* [Exercise requirements] Count how many lines contain "особей" and reply with that number only.
──────── Task inputs ────────
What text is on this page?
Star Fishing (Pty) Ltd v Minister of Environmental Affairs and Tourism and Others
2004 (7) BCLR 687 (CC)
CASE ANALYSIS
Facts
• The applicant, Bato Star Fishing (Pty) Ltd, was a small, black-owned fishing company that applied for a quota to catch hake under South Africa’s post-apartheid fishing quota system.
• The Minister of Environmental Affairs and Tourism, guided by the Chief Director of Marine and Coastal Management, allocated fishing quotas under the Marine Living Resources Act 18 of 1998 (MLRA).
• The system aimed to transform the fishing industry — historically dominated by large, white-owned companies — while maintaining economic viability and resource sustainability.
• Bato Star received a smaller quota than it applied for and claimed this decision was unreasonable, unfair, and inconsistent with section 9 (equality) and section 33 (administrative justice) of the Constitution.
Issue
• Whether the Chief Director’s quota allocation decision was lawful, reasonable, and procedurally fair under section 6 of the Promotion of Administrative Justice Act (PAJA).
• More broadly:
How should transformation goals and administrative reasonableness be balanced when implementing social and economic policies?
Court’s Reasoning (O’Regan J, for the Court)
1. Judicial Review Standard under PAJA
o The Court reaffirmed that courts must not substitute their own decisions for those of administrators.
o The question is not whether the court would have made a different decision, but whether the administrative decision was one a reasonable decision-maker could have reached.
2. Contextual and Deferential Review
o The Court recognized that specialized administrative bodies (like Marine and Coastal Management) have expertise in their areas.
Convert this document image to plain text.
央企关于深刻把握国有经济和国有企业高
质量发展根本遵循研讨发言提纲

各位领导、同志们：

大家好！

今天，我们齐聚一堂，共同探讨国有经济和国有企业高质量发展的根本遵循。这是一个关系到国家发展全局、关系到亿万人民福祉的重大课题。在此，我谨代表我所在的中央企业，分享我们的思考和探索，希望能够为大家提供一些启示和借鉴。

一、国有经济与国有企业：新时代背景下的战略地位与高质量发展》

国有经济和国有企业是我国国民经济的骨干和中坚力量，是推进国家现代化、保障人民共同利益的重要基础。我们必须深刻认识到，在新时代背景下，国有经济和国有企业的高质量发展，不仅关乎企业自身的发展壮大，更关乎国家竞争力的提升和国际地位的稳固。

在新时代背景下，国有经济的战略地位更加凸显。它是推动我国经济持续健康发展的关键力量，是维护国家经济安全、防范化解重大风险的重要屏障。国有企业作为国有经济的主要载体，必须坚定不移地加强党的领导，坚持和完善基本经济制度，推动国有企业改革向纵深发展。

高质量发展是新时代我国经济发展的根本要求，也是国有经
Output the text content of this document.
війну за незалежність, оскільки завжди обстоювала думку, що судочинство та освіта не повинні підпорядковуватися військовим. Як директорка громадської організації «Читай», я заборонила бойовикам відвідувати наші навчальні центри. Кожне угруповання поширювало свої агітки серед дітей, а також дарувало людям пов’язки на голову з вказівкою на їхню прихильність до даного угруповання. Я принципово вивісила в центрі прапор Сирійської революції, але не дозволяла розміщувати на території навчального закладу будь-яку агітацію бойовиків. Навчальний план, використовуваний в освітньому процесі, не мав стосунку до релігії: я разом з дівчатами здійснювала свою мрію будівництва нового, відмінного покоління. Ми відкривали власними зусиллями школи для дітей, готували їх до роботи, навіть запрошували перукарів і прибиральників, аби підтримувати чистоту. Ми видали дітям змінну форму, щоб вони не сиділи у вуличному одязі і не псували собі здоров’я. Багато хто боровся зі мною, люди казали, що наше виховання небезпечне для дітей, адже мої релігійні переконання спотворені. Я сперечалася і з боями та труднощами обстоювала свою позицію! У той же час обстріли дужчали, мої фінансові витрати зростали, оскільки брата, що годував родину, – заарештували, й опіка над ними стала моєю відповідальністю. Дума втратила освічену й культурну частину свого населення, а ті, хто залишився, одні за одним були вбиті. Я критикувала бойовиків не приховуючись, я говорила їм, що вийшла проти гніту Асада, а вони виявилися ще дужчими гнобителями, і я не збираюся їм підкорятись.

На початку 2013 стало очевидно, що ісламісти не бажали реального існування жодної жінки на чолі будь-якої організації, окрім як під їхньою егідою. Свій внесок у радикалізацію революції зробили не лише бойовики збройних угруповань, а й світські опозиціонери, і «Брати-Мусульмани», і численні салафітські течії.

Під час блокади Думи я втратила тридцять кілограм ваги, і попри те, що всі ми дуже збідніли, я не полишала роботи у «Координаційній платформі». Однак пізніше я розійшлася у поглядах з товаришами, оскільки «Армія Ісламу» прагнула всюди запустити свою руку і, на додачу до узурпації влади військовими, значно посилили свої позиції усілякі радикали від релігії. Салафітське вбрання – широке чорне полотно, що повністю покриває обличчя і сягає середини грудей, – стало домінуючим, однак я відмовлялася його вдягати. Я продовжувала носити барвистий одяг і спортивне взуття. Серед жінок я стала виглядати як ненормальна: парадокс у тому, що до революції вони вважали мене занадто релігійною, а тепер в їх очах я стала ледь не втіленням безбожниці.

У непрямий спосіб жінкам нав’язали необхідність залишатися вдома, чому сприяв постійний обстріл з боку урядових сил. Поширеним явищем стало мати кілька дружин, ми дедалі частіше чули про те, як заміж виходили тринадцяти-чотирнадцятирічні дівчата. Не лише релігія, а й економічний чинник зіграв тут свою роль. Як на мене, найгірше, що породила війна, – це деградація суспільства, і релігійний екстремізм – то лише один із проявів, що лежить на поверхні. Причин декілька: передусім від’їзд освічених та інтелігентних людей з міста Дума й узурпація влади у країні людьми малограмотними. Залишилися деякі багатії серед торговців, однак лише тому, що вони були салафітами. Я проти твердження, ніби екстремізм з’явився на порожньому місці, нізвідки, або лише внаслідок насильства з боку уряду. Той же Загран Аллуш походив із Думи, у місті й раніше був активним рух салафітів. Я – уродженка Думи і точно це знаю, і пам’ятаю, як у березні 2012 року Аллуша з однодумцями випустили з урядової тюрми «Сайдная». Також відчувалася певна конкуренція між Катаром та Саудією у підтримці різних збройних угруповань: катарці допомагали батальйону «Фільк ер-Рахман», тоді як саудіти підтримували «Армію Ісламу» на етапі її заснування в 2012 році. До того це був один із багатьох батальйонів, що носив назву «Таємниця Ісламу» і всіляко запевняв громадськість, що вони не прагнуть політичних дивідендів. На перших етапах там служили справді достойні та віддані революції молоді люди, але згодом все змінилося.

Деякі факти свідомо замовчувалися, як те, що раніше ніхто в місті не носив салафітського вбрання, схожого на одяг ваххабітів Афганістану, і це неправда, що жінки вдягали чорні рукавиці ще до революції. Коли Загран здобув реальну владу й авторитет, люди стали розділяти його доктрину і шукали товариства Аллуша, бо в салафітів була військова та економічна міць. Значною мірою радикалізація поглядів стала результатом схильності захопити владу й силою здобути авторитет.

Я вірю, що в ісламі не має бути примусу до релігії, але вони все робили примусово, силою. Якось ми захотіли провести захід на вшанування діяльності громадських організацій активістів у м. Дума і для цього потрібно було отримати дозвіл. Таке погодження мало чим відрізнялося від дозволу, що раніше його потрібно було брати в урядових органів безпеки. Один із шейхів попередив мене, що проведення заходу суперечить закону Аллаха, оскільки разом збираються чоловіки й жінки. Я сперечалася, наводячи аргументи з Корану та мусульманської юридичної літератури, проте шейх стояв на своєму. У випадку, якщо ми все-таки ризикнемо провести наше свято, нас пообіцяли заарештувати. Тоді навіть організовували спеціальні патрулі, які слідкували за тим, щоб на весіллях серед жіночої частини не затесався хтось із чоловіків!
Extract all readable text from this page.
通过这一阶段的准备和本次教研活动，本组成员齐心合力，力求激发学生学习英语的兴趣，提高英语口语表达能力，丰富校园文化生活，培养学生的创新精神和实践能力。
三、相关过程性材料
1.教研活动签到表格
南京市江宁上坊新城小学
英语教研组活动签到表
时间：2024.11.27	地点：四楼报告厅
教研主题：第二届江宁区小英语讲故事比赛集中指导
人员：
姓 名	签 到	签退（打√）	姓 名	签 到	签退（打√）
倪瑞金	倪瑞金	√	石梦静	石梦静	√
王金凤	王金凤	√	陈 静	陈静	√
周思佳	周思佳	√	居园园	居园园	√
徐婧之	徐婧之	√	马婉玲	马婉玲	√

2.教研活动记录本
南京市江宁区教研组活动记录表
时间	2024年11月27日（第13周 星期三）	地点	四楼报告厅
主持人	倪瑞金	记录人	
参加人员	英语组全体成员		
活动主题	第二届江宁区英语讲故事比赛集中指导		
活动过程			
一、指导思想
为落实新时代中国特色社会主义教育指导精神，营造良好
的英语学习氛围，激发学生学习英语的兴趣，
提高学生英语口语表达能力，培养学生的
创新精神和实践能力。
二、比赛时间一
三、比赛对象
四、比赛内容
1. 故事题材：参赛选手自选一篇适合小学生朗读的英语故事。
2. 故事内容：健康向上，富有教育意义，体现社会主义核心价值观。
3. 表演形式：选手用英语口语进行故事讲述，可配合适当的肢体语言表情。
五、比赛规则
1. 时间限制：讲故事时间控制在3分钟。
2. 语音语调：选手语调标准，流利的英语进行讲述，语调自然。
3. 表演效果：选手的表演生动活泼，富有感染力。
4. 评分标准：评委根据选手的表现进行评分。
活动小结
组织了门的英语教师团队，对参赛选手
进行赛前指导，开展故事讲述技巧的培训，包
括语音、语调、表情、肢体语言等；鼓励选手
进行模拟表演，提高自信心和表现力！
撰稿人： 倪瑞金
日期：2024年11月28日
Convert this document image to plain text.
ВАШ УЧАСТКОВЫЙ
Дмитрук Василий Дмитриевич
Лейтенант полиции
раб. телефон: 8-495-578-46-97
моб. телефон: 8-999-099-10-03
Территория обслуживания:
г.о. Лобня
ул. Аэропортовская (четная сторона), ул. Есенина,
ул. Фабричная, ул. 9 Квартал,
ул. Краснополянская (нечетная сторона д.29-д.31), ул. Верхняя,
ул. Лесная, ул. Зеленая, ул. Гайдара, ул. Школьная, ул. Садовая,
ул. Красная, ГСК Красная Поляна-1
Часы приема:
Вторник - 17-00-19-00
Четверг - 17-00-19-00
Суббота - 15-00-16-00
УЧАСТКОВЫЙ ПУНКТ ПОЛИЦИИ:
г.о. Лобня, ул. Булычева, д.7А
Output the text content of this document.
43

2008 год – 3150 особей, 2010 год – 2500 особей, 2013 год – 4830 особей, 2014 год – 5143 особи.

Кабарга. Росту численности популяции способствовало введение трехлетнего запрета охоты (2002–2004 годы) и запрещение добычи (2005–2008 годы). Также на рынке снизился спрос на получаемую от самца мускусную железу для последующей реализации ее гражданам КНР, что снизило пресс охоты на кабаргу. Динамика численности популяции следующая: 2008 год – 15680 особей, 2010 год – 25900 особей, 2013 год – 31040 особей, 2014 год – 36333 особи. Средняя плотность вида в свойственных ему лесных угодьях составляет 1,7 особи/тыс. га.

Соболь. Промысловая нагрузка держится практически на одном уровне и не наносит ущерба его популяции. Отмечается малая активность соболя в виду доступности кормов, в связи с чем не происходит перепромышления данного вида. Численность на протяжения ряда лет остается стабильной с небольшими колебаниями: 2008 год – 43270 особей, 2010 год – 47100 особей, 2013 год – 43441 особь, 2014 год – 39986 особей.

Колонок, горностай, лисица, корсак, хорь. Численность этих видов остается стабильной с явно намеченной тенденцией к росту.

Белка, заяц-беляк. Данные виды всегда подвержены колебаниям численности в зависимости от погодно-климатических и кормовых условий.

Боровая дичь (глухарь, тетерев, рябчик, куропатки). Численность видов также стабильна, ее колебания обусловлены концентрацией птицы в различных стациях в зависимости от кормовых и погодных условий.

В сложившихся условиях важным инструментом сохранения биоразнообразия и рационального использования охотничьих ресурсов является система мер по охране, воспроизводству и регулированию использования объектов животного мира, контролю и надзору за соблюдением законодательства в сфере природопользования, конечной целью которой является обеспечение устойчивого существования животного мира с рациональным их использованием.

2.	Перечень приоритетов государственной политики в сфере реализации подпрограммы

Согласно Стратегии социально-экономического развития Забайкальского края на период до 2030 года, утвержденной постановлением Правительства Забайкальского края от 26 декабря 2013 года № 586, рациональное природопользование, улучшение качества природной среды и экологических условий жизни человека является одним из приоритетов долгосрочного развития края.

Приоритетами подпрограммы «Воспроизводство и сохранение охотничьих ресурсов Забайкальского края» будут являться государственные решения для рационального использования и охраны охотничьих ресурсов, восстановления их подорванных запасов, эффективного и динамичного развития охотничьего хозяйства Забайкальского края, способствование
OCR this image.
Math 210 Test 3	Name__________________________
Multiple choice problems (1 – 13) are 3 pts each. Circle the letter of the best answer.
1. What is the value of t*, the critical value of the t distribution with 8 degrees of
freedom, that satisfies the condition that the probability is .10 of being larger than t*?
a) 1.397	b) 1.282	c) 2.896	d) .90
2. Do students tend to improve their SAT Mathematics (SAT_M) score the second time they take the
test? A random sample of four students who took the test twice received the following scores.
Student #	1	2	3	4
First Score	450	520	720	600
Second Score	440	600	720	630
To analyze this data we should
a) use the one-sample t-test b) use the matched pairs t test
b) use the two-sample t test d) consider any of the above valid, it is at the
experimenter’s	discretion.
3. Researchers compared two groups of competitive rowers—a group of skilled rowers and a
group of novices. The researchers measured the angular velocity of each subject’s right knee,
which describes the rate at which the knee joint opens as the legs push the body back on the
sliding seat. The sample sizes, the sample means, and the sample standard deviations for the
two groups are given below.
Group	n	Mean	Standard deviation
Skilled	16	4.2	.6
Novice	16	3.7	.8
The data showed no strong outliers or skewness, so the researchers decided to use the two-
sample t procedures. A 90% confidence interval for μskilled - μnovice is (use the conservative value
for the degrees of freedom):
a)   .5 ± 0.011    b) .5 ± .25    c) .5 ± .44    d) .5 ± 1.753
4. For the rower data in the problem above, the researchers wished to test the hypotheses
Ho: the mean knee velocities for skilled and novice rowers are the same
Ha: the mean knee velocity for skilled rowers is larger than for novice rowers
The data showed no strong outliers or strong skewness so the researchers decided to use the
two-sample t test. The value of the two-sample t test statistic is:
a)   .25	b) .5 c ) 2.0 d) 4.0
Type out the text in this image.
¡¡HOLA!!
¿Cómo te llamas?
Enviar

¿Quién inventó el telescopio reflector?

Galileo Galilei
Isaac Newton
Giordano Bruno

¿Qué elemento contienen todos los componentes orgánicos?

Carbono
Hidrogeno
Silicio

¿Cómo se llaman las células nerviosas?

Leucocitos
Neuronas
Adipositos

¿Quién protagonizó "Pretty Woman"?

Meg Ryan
────────
* [Written solution] 3